-- Problem to solve --
Each entry below must be repeated exactly, with pictures left out.

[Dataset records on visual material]

□ □ □ □ □

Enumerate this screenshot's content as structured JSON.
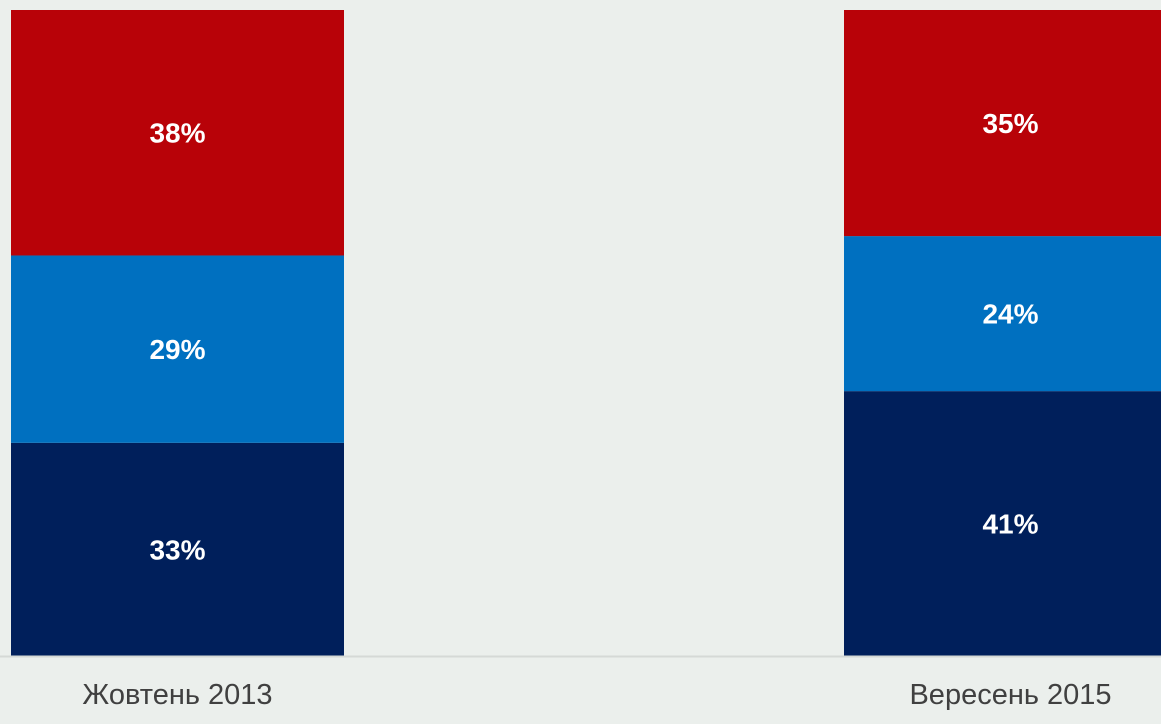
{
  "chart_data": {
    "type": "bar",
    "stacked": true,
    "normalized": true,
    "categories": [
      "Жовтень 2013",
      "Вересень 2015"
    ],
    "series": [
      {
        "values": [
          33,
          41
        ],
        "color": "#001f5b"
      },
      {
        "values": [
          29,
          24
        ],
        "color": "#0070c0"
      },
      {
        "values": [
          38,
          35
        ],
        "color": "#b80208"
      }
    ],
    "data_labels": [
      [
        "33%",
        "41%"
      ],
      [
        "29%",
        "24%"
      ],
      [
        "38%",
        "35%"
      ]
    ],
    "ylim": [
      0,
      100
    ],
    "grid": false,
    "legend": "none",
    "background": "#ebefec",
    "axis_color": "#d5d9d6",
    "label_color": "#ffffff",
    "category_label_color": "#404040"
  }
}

□ □ □ □ □

-- Written answer --
Enumerate this screenshot's content as structured JSON.
{
  "chart_data": {
    "type": "bar",
    "stacked": true,
    "normalized": true,
    "categories": [
      "Жовтень 2013",
      "Вересень 2015"
    ],
    "series": [
      {
        "values": [
          33,
          41
        ],
        "color": "#001f5b"
      },
      {
        "values": [
          29,
          24
        ],
        "color": "#0070c0"
      },
      {
        "values": [
          38,
          35
        ],
        "color": "#b80208"
      }
    ],
    "data_labels": [
      [
        "33%",
        "41%"
      ],
      [
        "29%",
        "24%"
      ],
      [
        "38%",
        "35%"
      ]
    ],
    "ylim": [
      0,
      100
    ],
    "grid": false,
    "legend": "none",
    "background": "#ebefec",
    "axis_color": "#d5d9d6",
    "label_color": "#ffffff",
    "category_label_color": "#404040"
  }
}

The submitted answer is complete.